- **Exercise instructions**:
Count lines with the string "files" in them. State the number alone.

[Rows from a dataset]

▼

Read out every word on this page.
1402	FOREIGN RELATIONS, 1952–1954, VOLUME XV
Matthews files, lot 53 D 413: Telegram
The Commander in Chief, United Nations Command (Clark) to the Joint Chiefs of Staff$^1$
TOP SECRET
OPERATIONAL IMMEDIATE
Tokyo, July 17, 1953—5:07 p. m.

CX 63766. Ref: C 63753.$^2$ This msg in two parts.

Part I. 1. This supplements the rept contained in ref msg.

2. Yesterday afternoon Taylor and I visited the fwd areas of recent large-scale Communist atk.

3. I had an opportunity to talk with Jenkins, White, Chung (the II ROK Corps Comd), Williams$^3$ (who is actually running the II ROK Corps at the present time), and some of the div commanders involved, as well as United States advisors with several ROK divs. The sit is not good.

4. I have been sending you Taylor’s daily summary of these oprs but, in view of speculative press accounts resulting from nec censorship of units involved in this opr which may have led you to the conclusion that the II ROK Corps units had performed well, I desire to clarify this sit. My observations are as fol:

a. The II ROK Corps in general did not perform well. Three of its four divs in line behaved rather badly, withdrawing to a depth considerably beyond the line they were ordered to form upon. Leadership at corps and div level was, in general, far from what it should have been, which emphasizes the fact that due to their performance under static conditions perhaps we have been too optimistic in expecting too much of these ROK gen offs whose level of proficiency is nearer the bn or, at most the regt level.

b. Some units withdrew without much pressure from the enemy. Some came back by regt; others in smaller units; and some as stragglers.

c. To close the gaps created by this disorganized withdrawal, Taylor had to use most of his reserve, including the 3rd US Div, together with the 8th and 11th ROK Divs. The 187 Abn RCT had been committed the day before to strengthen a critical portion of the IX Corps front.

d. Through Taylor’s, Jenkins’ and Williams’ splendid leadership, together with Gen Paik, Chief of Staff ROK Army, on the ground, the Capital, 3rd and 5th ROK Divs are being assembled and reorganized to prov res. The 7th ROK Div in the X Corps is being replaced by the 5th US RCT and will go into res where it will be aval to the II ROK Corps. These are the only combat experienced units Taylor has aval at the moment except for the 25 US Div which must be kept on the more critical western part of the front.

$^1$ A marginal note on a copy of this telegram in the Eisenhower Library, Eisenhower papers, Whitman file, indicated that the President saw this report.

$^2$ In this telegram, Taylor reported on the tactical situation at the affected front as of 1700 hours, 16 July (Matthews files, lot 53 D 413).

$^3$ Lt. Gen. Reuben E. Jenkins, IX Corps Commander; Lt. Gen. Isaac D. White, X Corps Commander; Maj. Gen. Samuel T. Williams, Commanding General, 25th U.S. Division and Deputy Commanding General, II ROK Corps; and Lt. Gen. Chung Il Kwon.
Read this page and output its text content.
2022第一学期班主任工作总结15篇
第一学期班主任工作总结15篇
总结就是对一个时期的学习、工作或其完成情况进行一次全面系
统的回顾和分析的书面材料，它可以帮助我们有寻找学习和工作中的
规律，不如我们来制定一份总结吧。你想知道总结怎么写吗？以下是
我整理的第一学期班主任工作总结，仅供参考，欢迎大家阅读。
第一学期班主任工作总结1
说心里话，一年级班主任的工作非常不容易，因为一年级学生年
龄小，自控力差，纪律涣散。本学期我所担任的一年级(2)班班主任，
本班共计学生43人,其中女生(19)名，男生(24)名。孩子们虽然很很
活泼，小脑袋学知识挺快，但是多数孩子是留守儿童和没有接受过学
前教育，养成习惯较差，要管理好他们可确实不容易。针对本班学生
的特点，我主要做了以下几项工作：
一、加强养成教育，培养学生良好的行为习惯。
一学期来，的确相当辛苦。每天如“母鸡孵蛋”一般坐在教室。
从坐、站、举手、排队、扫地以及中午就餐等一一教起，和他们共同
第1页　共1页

▲

- **Result**:
2